_LATIHAN SINGKAT A_:
Tulis ulang semua baris catatan mulai dari awal catatan sampai baris yang memuat "bubble-tail [1045,7,1067,29]", termasuk baris itu. Tukar "double-check-icon" dengan "read-receipt-icon" dan biarkan bagian lainnya tetap.

_BLOK TEKS_:
########

Kutipan:
JIL: Gus, ada yang berpendapat dengan adanya RUU APP dan sejumlah perda-perda syariat, Indonesia akan ‘diarabkan’. Apa Gus Dur setuju dengan pendapat itu?
Iya betul, saya setuju dengan pendapat itu. Ada apa sih sekarang ini? Ngapain kita ngelakuin gituan. Saya juga bingung; mereka menyamakan Islam dengan Arab. Padahal menurut saya, Islam itu beda dengan Arab. Tidak setiap yang Arab itu mesti Islam. Contohnya tidak usah jauh-jauh. Semua orang tahu bahwa pesantren itu lembaga Islam, tapi kata pesantren itu sendiri bukan dari Arab kan? Ia berasal dari bahasa Pali, bahasa Tripitaka, dari kitab agama Buddha.
JIL: Kalau syariat Islam diterapkan di Indonesia secara penuh, bagaimana kira-kira nasib masyarakat non-muslim?

########

_LATIHAN SINGKAT B_:
Menurut kutipan wawancara ini, dari bahasa apa kata "pesantren" berasal?

_CATATAN YANG DITAMPILKAN_:
########

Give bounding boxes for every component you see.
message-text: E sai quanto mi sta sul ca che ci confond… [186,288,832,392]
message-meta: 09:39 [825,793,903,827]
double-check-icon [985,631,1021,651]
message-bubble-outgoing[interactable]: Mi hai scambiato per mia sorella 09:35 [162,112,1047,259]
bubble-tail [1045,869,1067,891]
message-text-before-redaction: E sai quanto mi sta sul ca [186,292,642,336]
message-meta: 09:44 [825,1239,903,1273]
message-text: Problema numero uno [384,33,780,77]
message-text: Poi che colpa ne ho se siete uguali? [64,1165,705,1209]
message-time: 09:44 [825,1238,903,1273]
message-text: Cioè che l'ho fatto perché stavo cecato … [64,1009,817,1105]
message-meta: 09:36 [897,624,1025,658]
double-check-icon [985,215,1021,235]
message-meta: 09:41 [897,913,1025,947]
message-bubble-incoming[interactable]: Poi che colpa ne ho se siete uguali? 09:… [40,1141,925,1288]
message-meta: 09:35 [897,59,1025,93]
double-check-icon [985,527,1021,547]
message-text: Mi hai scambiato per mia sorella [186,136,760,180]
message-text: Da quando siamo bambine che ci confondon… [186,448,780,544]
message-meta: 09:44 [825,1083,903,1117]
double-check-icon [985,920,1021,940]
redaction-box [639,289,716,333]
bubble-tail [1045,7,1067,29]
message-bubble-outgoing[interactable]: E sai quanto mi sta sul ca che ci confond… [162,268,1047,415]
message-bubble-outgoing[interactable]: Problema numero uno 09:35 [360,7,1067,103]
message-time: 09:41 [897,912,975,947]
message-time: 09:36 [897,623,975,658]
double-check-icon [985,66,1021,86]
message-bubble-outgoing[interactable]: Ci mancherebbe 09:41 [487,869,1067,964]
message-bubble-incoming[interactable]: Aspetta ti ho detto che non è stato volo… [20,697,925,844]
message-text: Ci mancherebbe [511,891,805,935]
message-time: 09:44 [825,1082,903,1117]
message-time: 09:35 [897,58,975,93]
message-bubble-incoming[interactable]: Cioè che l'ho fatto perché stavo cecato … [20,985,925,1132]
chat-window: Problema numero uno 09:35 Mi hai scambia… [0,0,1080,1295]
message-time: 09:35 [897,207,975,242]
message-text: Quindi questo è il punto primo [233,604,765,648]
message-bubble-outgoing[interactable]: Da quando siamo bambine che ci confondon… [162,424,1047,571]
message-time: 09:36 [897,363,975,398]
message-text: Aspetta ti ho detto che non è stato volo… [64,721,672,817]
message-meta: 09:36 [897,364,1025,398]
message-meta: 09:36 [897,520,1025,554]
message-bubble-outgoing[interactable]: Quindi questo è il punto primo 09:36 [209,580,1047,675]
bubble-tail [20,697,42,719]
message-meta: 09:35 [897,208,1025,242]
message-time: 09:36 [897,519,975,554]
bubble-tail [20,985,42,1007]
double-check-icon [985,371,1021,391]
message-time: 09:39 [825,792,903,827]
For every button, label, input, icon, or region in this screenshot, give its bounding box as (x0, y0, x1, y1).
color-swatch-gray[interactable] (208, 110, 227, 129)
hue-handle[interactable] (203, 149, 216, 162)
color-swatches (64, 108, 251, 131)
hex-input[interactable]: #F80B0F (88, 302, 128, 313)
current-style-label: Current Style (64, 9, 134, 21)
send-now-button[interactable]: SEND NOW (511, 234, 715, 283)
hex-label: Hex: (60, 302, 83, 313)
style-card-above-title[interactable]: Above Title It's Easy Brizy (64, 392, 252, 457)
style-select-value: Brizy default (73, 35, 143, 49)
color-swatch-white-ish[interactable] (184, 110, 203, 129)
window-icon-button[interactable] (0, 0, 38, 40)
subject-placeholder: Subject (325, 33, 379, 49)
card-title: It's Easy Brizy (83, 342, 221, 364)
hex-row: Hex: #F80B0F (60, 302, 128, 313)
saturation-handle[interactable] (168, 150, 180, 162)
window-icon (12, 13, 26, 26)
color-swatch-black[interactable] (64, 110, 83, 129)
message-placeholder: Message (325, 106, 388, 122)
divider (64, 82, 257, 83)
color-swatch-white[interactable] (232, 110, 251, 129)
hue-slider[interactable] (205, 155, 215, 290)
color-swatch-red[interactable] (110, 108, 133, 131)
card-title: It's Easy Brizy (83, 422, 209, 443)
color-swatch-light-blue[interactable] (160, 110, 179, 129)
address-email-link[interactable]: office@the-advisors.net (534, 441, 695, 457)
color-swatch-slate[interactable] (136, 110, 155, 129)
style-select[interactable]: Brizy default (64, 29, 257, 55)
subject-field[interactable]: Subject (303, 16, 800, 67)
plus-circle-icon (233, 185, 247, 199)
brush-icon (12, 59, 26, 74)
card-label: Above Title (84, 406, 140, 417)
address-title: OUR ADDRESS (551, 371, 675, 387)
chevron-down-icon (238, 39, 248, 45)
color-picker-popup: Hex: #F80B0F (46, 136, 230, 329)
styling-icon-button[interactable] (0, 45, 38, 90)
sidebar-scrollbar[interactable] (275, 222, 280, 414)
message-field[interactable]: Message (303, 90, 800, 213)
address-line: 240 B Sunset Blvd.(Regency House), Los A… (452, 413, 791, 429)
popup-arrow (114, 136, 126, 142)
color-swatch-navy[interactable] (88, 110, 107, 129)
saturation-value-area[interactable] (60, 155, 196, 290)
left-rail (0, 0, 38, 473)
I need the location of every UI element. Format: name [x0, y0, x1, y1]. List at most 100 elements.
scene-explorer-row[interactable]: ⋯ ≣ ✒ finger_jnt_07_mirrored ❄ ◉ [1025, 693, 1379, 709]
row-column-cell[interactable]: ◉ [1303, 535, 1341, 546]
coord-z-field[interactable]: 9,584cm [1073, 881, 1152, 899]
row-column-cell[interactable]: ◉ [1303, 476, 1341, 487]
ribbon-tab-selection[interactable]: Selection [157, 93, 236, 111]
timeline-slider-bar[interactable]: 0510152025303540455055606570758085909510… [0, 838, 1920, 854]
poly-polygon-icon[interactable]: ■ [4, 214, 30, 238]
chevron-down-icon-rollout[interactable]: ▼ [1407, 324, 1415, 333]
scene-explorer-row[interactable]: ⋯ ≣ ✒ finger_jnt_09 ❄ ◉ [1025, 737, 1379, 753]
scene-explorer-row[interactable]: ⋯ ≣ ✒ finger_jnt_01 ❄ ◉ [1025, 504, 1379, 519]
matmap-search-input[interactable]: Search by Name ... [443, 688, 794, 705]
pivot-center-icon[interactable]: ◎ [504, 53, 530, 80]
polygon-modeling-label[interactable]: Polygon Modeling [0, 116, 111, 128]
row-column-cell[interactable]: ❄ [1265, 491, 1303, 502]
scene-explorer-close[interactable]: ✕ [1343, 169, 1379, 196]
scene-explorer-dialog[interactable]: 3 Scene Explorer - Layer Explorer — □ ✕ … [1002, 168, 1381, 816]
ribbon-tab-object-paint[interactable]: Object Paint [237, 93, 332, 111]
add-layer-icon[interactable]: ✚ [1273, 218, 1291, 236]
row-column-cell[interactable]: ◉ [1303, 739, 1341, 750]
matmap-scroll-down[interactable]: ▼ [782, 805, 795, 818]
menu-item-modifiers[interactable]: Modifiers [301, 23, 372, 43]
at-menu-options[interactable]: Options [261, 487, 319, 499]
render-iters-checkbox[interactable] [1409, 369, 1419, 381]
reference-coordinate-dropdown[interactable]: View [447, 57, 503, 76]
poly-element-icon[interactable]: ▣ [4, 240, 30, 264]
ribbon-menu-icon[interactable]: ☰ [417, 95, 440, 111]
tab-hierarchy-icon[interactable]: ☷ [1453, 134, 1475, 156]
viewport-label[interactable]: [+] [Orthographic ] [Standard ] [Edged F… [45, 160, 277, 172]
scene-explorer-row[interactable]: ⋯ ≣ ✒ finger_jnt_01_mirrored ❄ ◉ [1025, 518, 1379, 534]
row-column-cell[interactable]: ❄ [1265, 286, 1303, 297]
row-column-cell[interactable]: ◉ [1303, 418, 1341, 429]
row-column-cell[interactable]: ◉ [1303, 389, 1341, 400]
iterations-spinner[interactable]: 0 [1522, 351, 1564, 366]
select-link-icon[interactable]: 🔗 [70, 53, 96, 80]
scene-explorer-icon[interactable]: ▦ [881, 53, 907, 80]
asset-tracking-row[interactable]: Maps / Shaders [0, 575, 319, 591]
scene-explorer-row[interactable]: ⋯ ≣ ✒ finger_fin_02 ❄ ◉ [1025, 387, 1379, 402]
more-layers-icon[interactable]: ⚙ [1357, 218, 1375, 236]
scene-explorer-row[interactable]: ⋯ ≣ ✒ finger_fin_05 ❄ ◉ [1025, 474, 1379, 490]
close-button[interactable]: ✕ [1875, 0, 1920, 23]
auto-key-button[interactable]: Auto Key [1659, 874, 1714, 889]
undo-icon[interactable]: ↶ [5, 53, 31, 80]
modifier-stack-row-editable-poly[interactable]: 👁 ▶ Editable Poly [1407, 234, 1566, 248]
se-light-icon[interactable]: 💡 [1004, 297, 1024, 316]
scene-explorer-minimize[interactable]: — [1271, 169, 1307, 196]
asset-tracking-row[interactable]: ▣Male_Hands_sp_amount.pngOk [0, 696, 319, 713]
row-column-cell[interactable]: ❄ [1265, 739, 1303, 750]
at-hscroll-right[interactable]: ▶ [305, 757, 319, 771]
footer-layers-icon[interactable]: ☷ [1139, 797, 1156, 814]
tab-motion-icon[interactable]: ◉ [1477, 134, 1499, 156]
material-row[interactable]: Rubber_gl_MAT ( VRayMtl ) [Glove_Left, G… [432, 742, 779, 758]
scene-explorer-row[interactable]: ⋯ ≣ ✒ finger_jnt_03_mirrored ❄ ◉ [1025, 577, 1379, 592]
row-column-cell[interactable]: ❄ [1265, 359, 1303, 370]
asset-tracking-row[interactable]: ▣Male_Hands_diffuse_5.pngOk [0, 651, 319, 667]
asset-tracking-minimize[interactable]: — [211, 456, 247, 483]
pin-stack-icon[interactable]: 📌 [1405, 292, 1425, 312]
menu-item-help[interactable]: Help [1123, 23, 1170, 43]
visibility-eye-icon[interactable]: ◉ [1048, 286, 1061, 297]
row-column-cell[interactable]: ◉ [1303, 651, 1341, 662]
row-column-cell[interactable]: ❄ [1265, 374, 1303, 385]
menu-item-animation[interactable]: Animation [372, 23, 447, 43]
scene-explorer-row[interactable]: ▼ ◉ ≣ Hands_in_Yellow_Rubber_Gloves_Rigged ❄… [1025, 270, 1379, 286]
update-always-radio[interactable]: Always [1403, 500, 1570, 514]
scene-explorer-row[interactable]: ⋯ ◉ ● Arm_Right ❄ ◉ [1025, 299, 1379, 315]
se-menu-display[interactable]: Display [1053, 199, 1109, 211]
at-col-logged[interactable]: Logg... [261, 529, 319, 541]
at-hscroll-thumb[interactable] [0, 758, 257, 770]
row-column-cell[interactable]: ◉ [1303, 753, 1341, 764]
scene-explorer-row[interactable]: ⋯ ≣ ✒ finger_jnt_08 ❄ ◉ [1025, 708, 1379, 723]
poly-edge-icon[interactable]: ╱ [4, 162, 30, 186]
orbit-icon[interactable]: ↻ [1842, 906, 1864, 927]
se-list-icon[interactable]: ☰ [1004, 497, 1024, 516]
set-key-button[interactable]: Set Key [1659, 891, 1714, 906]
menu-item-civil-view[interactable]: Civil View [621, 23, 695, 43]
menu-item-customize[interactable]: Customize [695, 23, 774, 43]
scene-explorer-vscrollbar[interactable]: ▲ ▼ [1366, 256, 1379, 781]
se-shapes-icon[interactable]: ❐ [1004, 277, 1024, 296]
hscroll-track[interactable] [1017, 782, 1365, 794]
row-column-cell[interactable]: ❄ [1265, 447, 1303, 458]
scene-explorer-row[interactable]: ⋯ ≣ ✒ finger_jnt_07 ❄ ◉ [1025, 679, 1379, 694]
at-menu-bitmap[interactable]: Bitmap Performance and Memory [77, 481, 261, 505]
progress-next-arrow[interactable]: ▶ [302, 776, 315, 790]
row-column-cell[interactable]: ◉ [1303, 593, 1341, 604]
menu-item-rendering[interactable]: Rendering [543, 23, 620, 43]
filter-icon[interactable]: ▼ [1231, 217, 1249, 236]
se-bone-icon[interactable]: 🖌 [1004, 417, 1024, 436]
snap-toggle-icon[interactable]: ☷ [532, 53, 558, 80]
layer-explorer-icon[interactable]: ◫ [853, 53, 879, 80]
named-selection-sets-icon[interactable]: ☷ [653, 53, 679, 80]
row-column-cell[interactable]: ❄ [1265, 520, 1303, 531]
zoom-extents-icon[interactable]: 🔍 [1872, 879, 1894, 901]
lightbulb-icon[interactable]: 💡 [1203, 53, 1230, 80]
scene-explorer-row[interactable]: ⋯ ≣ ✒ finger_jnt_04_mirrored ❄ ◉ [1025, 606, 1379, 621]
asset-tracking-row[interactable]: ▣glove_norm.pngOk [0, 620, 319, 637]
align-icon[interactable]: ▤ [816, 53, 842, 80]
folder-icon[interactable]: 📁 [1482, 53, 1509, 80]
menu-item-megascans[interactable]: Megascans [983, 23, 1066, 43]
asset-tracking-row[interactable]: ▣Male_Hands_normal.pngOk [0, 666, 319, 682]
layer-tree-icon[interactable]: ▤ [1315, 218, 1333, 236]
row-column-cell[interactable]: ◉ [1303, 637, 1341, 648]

########

_JAWABAN BENAR A_:
Give bounding boxes for every component you see.
message-text: E sai quanto mi sta sul ca che ci confond… [186,288,832,392]
message-meta: 09:39 [825,793,903,827]
read-receipt-icon [985,631,1021,651]
message-bubble-outgoing[interactable]: Mi hai scambiato per mia sorella 09:35 [162,112,1047,259]
bubble-tail [1045,869,1067,891]
message-text-before-redaction: E sai quanto mi sta sul ca [186,292,642,336]
message-meta: 09:44 [825,1239,903,1273]
message-text: Problema numero uno [384,33,780,77]
message-text: Poi che colpa ne ho se siete uguali? [64,1165,705,1209]
message-time: 09:44 [825,1238,903,1273]
message-text: Cioè che l'ho fatto perché stavo cecato … [64,1009,817,1105]
message-meta: 09:36 [897,624,1025,658]
read-receipt-icon [985,215,1021,235]
message-meta: 09:41 [897,913,1025,947]
message-bubble-incoming[interactable]: Poi che colpa ne ho se siete uguali? 09:… [40,1141,925,1288]
message-meta: 09:35 [897,59,1025,93]
read-receipt-icon [985,527,1021,547]
message-text: Mi hai scambiato per mia sorella [186,136,760,180]
message-text: Da quando siamo bambine che ci confondon… [186,448,780,544]
message-meta: 09:44 [825,1083,903,1117]
read-receipt-icon [985,920,1021,940]
redaction-box [639,289,716,333]
bubble-tail [1045,7,1067,29]

_JAWABAN BENAR B_:
Dari bahasa Pali, bahasa Tripitaka.